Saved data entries
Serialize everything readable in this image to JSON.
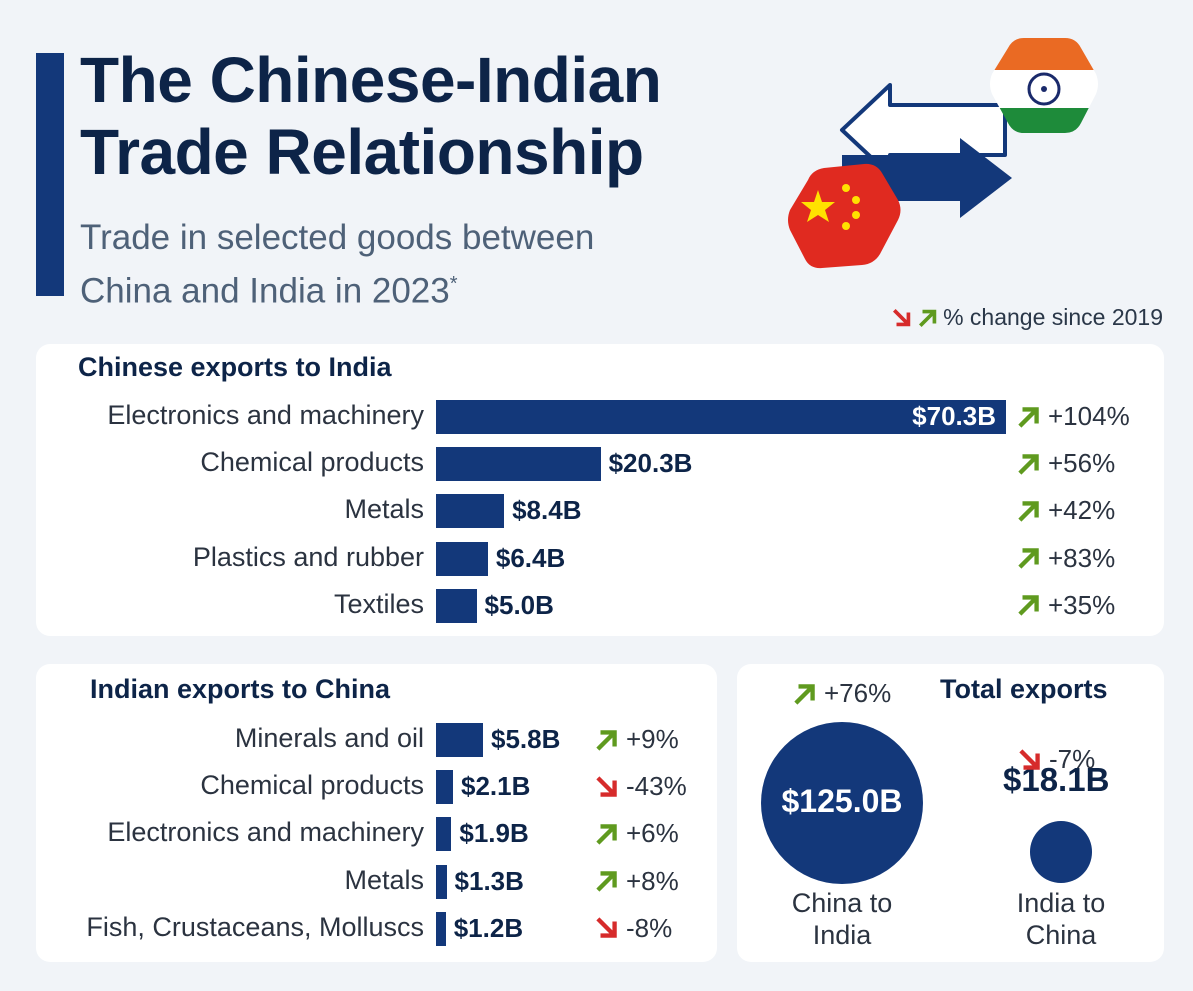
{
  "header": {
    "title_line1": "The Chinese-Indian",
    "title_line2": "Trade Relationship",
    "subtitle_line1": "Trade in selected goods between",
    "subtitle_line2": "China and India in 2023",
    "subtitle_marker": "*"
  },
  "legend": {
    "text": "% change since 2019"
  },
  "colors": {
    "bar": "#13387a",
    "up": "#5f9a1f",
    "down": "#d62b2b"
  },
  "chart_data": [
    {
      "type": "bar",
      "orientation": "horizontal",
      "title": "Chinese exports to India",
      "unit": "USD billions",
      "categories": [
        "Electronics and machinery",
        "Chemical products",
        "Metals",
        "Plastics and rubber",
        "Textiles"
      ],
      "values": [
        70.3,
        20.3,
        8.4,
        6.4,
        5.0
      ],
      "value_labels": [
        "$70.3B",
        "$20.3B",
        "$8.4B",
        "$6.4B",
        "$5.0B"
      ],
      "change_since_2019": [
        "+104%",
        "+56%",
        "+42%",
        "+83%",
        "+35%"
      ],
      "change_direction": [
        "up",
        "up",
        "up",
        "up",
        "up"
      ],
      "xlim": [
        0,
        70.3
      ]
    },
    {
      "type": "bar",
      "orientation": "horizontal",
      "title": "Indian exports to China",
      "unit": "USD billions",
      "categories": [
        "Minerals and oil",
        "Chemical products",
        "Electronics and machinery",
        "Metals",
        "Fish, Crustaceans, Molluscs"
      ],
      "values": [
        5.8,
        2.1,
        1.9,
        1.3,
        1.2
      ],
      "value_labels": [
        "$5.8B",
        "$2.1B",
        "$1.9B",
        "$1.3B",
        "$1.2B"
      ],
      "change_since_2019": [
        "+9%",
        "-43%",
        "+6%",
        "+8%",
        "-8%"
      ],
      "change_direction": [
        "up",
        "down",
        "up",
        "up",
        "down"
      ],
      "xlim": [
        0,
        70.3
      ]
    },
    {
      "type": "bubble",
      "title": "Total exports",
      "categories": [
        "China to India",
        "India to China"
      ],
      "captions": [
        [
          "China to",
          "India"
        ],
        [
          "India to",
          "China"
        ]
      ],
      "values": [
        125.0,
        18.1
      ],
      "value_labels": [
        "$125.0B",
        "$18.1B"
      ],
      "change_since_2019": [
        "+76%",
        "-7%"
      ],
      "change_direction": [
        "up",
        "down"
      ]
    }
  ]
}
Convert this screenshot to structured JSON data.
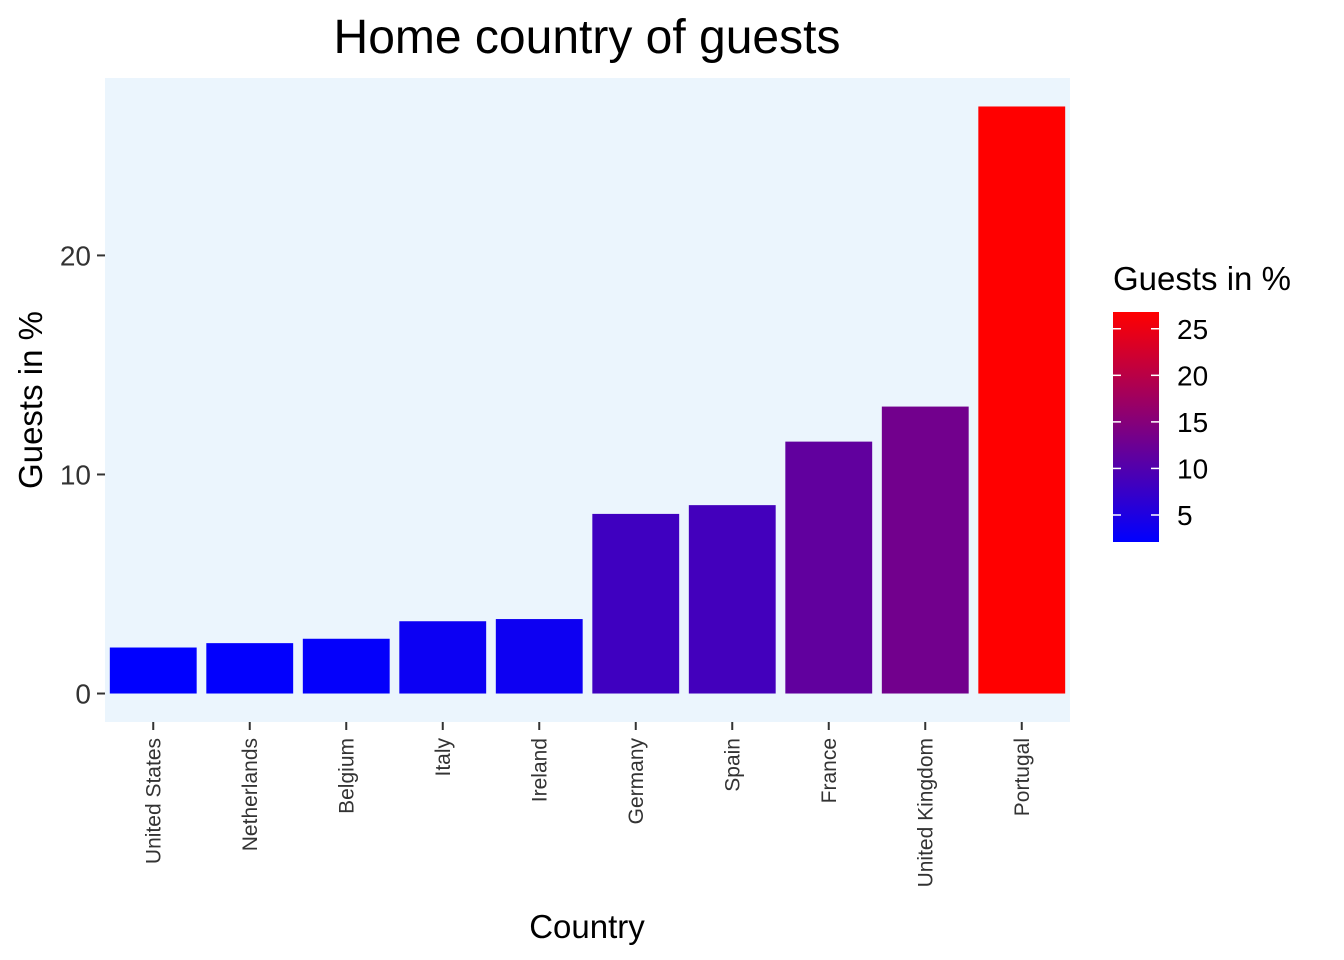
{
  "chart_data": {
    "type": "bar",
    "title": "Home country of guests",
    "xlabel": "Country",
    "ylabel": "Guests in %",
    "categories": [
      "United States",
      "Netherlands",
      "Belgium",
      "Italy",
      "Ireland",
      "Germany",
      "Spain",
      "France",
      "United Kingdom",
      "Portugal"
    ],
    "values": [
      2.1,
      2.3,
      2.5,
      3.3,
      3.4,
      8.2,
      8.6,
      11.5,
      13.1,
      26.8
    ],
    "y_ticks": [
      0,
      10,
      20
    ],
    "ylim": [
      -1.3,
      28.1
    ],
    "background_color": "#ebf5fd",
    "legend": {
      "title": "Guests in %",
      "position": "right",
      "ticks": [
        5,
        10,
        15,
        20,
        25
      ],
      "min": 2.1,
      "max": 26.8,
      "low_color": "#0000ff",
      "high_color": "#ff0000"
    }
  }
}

- Written problem -
Identify all lines in the records above with the word "JSON".

- Problem solution -
Serialize everything readable in this image to JSON.
Convert this screenshot to structured JSON data.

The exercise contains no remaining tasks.